| PROBLEM REQUIREMENTS |
Each line that holds the word "into" is to be identified and copied.
########
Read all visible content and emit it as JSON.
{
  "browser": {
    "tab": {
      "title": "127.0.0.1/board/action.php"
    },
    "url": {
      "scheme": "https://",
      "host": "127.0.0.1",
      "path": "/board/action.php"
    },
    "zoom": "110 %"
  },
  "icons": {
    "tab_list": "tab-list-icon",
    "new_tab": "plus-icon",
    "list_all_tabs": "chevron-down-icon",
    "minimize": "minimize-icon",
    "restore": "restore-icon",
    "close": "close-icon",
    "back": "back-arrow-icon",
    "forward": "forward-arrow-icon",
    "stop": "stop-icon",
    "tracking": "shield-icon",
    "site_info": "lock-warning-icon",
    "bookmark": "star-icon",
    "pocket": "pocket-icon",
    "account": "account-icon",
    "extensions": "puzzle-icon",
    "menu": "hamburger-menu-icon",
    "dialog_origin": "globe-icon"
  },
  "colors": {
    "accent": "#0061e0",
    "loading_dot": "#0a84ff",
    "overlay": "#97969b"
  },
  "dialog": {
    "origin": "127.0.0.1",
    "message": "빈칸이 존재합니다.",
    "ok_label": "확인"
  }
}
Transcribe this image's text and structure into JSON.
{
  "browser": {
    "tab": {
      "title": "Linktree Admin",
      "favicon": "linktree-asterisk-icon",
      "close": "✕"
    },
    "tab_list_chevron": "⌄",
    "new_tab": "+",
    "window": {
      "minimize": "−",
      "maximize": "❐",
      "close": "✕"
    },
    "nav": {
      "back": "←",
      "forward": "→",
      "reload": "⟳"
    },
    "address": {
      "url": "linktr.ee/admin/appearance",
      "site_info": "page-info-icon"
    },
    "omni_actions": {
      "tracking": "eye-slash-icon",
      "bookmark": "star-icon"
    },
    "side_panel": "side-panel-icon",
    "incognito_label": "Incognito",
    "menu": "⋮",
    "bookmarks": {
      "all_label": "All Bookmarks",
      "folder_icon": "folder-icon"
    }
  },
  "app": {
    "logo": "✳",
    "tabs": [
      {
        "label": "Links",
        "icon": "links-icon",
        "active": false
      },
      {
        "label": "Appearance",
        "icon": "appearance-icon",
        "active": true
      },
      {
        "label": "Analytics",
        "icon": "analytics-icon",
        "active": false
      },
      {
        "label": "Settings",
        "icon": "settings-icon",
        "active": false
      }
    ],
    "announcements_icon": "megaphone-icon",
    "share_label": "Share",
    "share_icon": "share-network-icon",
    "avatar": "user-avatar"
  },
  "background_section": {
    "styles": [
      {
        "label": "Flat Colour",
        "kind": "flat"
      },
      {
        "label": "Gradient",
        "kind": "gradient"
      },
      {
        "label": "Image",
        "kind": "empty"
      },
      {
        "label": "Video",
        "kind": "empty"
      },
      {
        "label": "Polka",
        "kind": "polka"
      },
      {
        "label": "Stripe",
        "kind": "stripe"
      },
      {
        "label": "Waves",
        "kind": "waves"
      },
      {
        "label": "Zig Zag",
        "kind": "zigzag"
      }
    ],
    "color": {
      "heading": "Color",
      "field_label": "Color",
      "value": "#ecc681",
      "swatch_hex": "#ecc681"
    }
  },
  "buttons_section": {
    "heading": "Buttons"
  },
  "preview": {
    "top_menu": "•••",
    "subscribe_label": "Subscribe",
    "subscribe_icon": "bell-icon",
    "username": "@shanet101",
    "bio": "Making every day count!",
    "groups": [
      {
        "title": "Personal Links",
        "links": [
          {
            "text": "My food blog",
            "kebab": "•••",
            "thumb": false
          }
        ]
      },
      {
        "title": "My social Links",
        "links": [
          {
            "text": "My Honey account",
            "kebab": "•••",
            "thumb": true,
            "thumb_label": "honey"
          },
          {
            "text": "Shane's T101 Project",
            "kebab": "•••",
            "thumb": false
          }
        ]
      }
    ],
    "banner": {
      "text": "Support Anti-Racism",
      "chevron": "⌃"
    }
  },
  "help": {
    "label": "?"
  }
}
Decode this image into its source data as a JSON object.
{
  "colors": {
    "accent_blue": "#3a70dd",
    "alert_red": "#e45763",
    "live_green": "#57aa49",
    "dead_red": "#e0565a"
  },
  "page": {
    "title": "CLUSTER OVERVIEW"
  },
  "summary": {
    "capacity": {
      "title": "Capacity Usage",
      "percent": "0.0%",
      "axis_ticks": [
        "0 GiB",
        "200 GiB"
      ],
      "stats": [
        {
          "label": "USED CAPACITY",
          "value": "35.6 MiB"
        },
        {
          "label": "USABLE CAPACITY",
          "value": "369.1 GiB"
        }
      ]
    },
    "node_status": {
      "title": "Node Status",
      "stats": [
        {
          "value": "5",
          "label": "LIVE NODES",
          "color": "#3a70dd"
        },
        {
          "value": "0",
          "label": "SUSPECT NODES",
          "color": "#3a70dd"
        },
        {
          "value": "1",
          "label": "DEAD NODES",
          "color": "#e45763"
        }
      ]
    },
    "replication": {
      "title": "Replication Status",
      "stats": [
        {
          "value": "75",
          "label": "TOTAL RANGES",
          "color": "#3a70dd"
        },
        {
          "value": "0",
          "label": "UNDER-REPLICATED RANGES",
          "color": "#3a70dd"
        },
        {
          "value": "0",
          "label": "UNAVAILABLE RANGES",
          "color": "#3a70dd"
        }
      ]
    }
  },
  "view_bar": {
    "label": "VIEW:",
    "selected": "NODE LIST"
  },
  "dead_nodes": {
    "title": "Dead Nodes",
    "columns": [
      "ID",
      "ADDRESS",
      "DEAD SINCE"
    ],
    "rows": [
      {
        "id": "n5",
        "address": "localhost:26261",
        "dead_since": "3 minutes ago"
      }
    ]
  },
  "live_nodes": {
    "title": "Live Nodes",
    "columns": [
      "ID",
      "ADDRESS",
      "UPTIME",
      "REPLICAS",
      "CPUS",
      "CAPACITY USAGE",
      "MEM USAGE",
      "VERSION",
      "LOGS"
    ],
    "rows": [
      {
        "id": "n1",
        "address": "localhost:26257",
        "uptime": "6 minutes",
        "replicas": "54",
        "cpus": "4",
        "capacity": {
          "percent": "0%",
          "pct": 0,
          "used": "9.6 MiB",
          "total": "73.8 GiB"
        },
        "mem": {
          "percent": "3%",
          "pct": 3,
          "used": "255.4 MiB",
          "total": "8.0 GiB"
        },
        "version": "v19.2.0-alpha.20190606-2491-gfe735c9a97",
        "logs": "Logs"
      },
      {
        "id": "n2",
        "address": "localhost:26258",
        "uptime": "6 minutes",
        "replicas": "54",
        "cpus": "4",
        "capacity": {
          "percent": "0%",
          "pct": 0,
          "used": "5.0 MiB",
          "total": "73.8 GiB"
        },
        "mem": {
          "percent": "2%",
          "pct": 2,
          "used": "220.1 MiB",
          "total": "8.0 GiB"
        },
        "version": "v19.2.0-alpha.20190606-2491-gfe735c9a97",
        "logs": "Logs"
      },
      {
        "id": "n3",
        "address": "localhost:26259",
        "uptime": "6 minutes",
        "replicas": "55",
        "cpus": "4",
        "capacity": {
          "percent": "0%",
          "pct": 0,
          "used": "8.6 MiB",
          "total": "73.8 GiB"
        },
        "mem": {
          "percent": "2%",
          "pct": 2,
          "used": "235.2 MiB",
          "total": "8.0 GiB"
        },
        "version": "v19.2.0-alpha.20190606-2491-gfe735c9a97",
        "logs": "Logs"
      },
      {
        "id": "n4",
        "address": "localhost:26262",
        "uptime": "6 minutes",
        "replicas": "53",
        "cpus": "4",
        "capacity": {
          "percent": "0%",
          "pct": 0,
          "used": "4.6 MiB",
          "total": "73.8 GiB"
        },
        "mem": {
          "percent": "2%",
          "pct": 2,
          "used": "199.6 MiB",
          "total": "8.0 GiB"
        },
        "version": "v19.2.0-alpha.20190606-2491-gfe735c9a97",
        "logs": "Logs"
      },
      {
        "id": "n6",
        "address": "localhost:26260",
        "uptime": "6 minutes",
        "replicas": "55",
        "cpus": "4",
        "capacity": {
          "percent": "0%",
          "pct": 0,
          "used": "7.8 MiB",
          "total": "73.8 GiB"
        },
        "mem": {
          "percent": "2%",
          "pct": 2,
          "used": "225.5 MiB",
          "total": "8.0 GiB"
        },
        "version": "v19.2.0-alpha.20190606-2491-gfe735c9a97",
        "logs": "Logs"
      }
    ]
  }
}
########
| FINAL RESULT |
Transcribe this image's text and structure into JSON.
Decode this image into its source data as a JSON object.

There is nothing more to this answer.